** START OF PROVIDED TEXT **

# Question on Eldar Rangers and SM Scouts



## hippypancake (Jul 14, 2010)

I'm starting a all infiltrating force for Eldar but I've come across a problem. I don't have the cash for my favourite troop choices, the rangers! However I do have 30 SM Scouts with sniper rifles most of them are in box but aren't shrink wrapped so I can't take them back to GW. So my question is, is there anyway to convert SM Scouts w. SR so they look like Eldar Rangers?


----------



## bitsandkits (Mar 18, 2008)

just sell them at your local club, marines are never going to look like eldar in a million years.


----------



## chromedog (Oct 31, 2007)

Short answer. Nope.

Long answer. Noooooooooope.

There is no way that even blind freddie could mistake SM scouts for Eldar rangers (scouts).

They have too much armour, and don't even get close to benefiting from the extra cover save (although a heavy flamer is still death to either of them).


----------



## Fallen (Oct 7, 2008)

the only thing i could think of would be to heavily GS the scouts with robes & other camo-gear.

that and guardian heads would be your best bet to to make your own rangers...not sure how well they will look


----------



## bitsandkits (Mar 18, 2008)

** END OF PROVIDED TEXT **

→ **AIM**
Reproduce, word for word, the stretch of the Eldar Rangers thread from "## chromedog (Oct" through "either of them).".

** START OF SUPPLIED INFORMATION **

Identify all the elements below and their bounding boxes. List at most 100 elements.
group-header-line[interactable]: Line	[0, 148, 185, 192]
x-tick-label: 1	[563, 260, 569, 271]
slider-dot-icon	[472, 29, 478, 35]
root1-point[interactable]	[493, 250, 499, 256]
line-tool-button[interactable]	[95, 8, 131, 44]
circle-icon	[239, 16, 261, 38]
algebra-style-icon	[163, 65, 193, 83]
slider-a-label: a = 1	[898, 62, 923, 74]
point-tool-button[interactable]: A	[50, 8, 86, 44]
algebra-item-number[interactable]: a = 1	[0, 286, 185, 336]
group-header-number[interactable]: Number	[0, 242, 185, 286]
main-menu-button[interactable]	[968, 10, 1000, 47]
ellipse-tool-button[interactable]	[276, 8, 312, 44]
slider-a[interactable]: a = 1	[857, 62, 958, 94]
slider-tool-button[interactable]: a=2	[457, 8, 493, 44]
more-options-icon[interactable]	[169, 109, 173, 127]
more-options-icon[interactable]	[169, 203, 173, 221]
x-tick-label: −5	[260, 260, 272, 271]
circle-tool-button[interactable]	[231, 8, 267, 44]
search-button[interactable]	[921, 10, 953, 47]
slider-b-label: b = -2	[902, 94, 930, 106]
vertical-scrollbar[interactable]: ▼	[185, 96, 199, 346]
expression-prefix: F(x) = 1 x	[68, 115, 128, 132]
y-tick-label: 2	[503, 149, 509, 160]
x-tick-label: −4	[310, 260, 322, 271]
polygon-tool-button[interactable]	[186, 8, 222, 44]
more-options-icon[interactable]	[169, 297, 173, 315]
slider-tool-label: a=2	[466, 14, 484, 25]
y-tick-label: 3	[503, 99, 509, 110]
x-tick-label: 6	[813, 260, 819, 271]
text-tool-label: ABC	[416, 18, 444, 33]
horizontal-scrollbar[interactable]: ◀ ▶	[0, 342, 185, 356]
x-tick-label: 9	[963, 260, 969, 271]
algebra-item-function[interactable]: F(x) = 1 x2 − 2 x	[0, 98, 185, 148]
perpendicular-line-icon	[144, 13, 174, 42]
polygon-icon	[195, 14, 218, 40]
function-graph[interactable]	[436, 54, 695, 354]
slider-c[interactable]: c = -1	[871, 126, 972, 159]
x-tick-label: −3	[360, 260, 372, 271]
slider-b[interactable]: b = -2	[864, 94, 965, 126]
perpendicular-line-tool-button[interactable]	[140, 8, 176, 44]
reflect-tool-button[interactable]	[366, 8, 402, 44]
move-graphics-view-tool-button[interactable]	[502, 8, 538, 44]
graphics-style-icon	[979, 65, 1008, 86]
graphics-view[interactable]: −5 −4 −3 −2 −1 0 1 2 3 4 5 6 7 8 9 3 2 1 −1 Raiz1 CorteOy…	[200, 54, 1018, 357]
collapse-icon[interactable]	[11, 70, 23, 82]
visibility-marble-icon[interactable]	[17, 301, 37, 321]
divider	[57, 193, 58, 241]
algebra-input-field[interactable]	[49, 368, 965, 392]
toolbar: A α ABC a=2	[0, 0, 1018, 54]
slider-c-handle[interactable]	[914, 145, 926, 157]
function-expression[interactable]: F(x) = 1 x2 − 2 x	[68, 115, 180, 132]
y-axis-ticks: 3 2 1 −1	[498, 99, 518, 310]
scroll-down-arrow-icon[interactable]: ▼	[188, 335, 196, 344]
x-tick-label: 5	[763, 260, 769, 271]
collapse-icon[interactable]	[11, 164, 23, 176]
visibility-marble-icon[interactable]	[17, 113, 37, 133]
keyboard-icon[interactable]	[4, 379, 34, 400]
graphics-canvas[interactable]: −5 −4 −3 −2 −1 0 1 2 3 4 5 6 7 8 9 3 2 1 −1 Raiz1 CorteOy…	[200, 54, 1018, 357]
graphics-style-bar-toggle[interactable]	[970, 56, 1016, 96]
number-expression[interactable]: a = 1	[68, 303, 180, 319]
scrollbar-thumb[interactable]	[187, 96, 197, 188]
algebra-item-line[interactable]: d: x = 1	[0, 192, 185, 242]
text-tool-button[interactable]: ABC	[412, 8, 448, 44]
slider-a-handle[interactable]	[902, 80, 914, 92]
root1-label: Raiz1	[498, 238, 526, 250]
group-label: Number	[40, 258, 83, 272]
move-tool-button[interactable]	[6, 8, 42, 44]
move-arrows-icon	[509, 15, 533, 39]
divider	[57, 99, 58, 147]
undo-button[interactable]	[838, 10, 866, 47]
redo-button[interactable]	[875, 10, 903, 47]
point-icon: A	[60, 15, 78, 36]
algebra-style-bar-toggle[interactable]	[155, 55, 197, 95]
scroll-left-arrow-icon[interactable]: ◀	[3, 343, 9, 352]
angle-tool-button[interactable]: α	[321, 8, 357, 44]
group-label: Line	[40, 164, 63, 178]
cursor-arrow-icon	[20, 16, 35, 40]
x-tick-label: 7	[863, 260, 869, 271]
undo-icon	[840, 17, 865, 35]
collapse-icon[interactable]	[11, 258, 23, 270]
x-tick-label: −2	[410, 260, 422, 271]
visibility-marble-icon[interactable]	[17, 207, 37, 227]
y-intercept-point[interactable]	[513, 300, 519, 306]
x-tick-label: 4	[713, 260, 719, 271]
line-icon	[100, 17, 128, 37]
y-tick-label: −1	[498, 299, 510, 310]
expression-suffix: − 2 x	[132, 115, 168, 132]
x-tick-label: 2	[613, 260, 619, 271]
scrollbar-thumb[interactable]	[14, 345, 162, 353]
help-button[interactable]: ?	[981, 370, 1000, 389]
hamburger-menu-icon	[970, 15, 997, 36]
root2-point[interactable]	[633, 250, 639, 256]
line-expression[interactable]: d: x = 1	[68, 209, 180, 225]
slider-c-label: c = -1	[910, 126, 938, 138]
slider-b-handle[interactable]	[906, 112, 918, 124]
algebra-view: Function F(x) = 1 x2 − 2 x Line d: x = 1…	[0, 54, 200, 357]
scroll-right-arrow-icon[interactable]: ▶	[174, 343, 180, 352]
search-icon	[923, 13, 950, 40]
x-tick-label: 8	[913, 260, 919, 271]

** END OF SUPPLIED INFORMATION **

→ **FINISHED EXERCISE**
## chromedog (Oct 31, 2007)

Short answer. Nope.

Long answer. Noooooooooope.

There is no way that even blind freddie could mistake SM scouts for Eldar rangers (scouts).

They have too much armour, and don't even get close to benefiting from the extra cover save (although a heavy flamer is still death to either of them).